*WHAT IS ASKED*
Images embedded in the records are excluded; print everything else exactly as given.

====== GIVEN DATA ======

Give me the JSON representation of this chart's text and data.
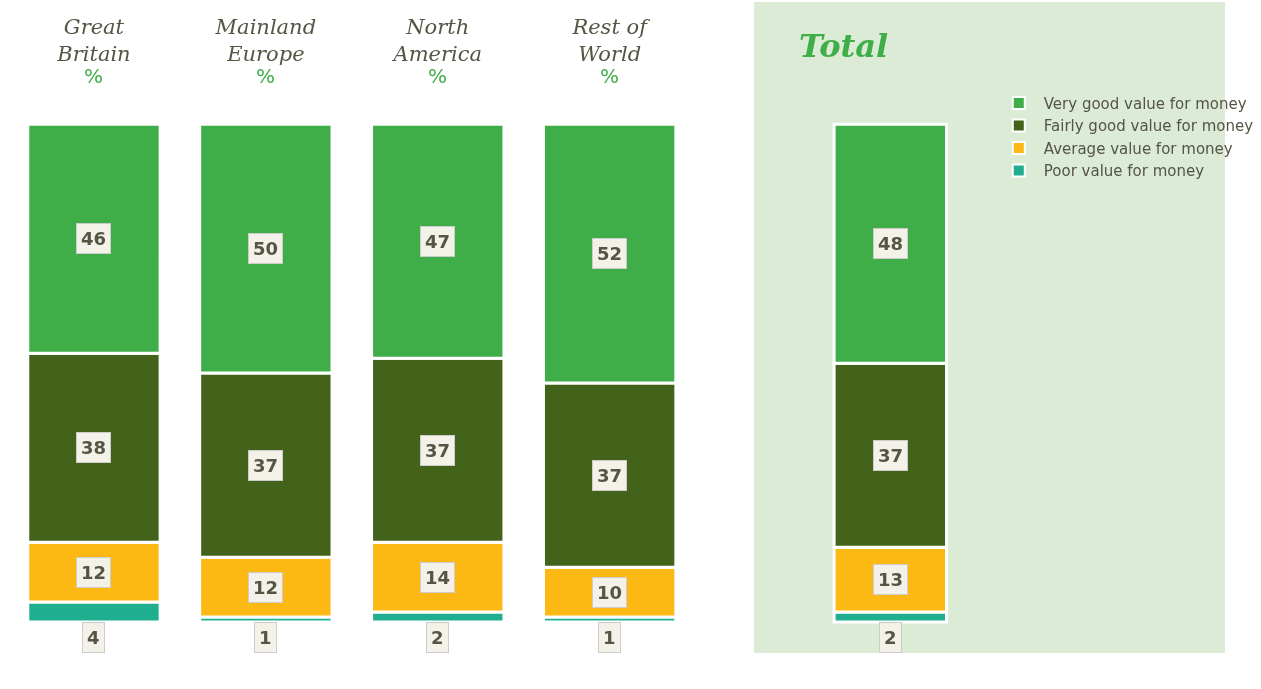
{
  "chart_data": [
    {
      "type": "bar",
      "stacked": true,
      "data_labels": true,
      "categories": [
        "Great Britain",
        "Mainland Europe",
        "North America",
        "Rest of World"
      ],
      "annotations": [
        "%",
        "%",
        "%",
        "%"
      ],
      "series": [
        {
          "color": "#1fae8f",
          "values": [
            4,
            1,
            2,
            1
          ]
        },
        {
          "color": "#fdb913",
          "values": [
            12,
            12,
            14,
            10
          ]
        },
        {
          "color": "#44631a",
          "values": [
            38,
            37,
            37,
            37
          ]
        },
        {
          "color": "#3fae49",
          "values": [
            46,
            50,
            47,
            52
          ]
        }
      ]
    },
    {
      "type": "bar",
      "stacked": true,
      "data_labels": true,
      "legend": "right",
      "title": "Total",
      "categories": [
        null
      ],
      "series": [
        {
          "name": "Poor value for money",
          "color": "#1fae8f",
          "values": [
            2
          ]
        },
        {
          "name": "Average value for money",
          "color": "#fdb913",
          "values": [
            13
          ]
        },
        {
          "name": "Fairly good value for money",
          "color": "#44631a",
          "values": [
            37
          ]
        },
        {
          "name": "Very good value for money",
          "color": "#3fae49",
          "values": [
            48
          ]
        }
      ]
    }
  ]
}
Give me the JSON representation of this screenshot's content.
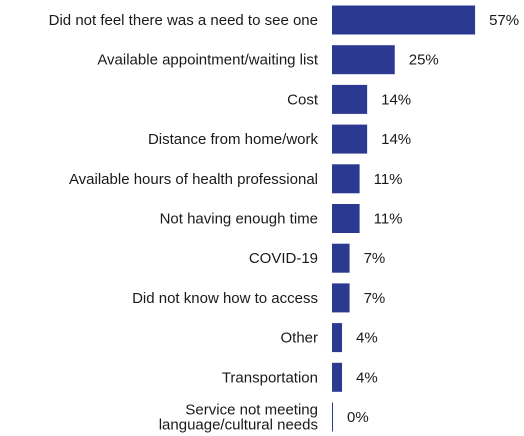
{
  "chart_data": {
    "type": "bar",
    "orientation": "horizontal",
    "bar_color": "#2b3990",
    "categories": [
      [
        "Did not feel there was a need to see one"
      ],
      [
        "Available appointment/waiting list"
      ],
      [
        "Cost"
      ],
      [
        "Distance from home/work"
      ],
      [
        "Available hours of health professional"
      ],
      [
        "Not having enough time"
      ],
      [
        "COVID-19"
      ],
      [
        "Did not know how to access"
      ],
      [
        "Other"
      ],
      [
        "Transportation"
      ],
      [
        "Service not meeting",
        "language/cultural needs"
      ]
    ],
    "values": [
      57,
      25,
      14,
      14,
      11,
      11,
      7,
      7,
      4,
      4,
      0
    ],
    "value_labels": [
      "57%",
      "25%",
      "14%",
      "14%",
      "11%",
      "11%",
      "7%",
      "7%",
      "4%",
      "4%",
      "0%"
    ],
    "xlim": [
      0,
      100
    ],
    "grid": false,
    "legend": "none"
  }
}
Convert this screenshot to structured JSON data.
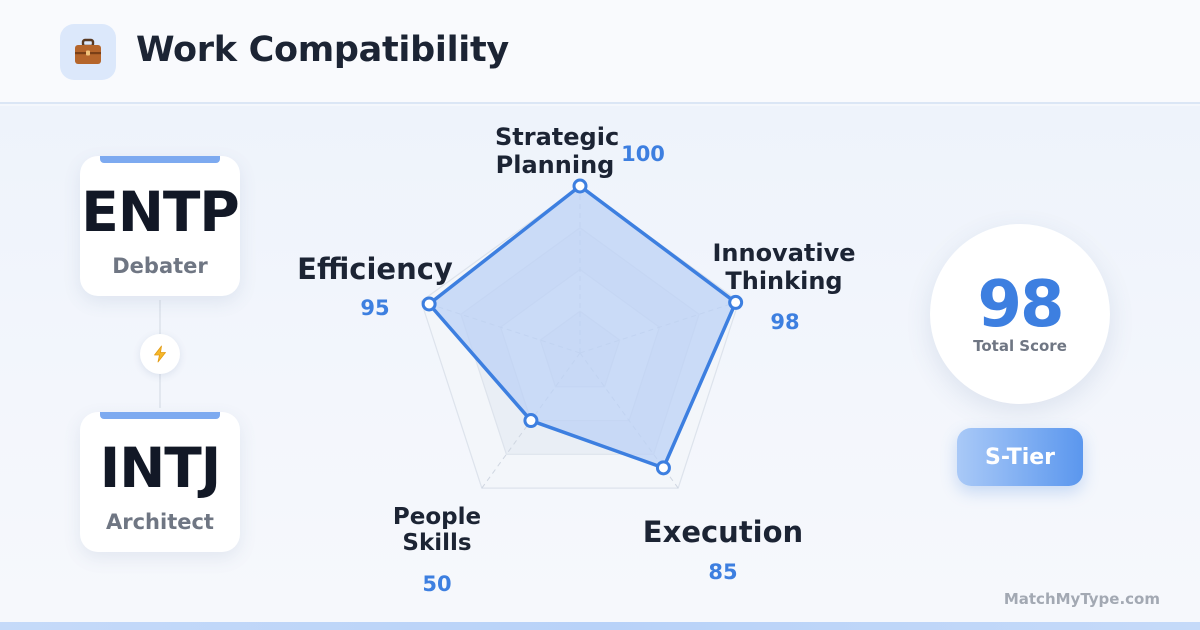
{
  "header": {
    "title": "Work Compatibility",
    "icon": "briefcase-icon"
  },
  "types": [
    {
      "code": "ENTP",
      "name": "Debater"
    },
    {
      "code": "INTJ",
      "name": "Architect"
    }
  ],
  "connector_icon": "lightning-icon",
  "chart_data": {
    "type": "radar",
    "max": 100,
    "axes": [
      {
        "label": "Strategic Planning",
        "lines": [
          "Strategic",
          "Planning"
        ],
        "value": 100
      },
      {
        "label": "Innovative Thinking",
        "lines": [
          "Innovative",
          "Thinking"
        ],
        "value": 98
      },
      {
        "label": "Execution",
        "lines": [
          "Execution"
        ],
        "value": 85
      },
      {
        "label": "People Skills",
        "lines": [
          "People",
          "Skills"
        ],
        "value": 50
      },
      {
        "label": "Efficiency",
        "lines": [
          "Efficiency"
        ],
        "value": 95
      }
    ],
    "grid_levels": 4,
    "colors": {
      "fill": "#bcd2f5",
      "stroke": "#3d7fe0",
      "grid": "#dde3ec"
    }
  },
  "score": {
    "value": "98",
    "label": "Total Score"
  },
  "tier": {
    "label": "S-Tier"
  },
  "footer": {
    "text": "MatchMyType.com"
  }
}
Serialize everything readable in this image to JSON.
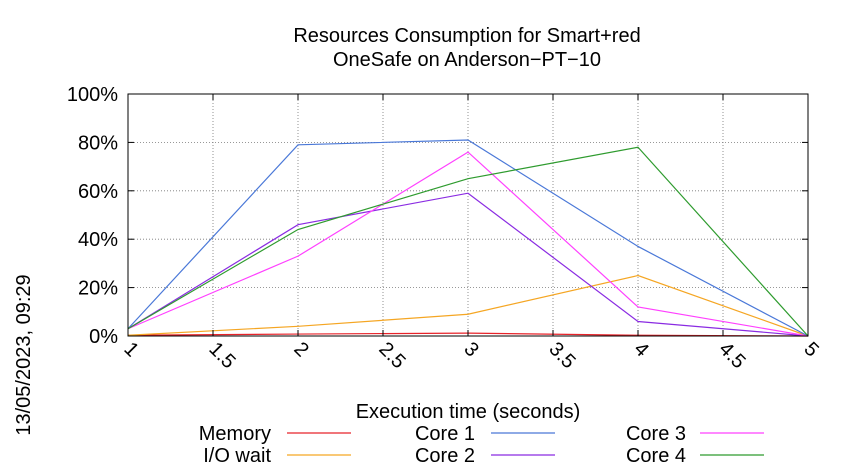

======

*ANSWER*
Give me the JSON representation of this chart's text and data.
{
  "chart_data": [
    {
      "type": "bar",
      "stacked": true,
      "data_labels": true,
      "categories": [
        "Great Britain",
        "Mainland Europe",
        "North America",
        "Rest of World"
      ],
      "annotations": [
        "%",
        "%",
        "%",
        "%"
      ],
      "series": [
        {
          "color": "#1fae8f",
          "values": [
            4,
            1,
            2,
            1
          ]
        },
        {
          "color": "#fdb913",
          "values": [
            12,
            12,
            14,
            10
          ]
        },
        {
          "color": "#44631a",
          "values": [
            38,
            37,
            37,
            37
          ]
        },
        {
          "color": "#3fae49",
          "values": [
            46,
            50,
            47,
            52
          ]
        }
      ]
    },
    {
      "type": "bar",
      "stacked": true,
      "data_labels": true,
      "legend": "right",
      "title": "Total",
      "categories": [
        null
      ],
      "series": [
        {
          "name": "Poor value for money",
          "color": "#1fae8f",
          "values": [
            2
          ]
        },
        {
          "name": "Average value for money",
          "color": "#fdb913",
          "values": [
            13
          ]
        },
        {
          "name": "Fairly good value for money",
          "color": "#44631a",
          "values": [
            37
          ]
        },
        {
          "name": "Very good value for money",
          "color": "#3fae49",
          "values": [
            48
          ]
        }
      ]
    }
  ]
}
Give me the JSON representation of this screenshot's content.
{
  "chart_data": {
    "type": "bar",
    "orientation": "horizontal",
    "bar_color": "#2b3990",
    "categories": [
      [
        "Did not feel there was a need to see one"
      ],
      [
        "Available appointment/waiting list"
      ],
      [
        "Cost"
      ],
      [
        "Distance from home/work"
      ],
      [
        "Available hours of health professional"
      ],
      [
        "Not having enough time"
      ],
      [
        "COVID-19"
      ],
      [
        "Did not know how to access"
      ],
      [
        "Other"
      ],
      [
        "Transportation"
      ],
      [
        "Service not meeting",
        "language/cultural needs"
      ]
    ],
    "values": [
      57,
      25,
      14,
      14,
      11,
      11,
      7,
      7,
      4,
      4,
      0
    ],
    "value_labels": [
      "57%",
      "25%",
      "14%",
      "14%",
      "11%",
      "11%",
      "7%",
      "7%",
      "4%",
      "4%",
      "0%"
    ],
    "xlim": [
      0,
      100
    ],
    "grid": false,
    "legend": "none"
  }
}
Convert this screenshot to structured JSON data.
{
  "header": {
    "title": "Work Compatibility",
    "icon": "briefcase-icon"
  },
  "types": [
    {
      "code": "ENTP",
      "name": "Debater"
    },
    {
      "code": "INTJ",
      "name": "Architect"
    }
  ],
  "connector_icon": "lightning-icon",
  "chart_data": {
    "type": "radar",
    "max": 100,
    "axes": [
      {
        "label": "Strategic Planning",
        "lines": [
          "Strategic",
          "Planning"
        ],
        "value": 100
      },
      {
        "label": "Innovative Thinking",
        "lines": [
          "Innovative",
          "Thinking"
        ],
        "value": 98
      },
      {
        "label": "Execution",
        "lines": [
          "Execution"
        ],
        "value": 85
      },
      {
        "label": "People Skills",
        "lines": [
          "People",
          "Skills"
        ],
        "value": 50
      },
      {
        "label": "Efficiency",
        "lines": [
          "Efficiency"
        ],
        "value": 95
      }
    ],
    "grid_levels": 4,
    "colors": {
      "fill": "#bcd2f5",
      "stroke": "#3d7fe0",
      "grid": "#dde3ec"
    }
  },
  "score": {
    "value": "98",
    "label": "Total Score"
  },
  "tier": {
    "label": "S-Tier"
  },
  "footer": {
    "text": "MatchMyType.com"
  }
}
Serialize everything readable in this image to JSON.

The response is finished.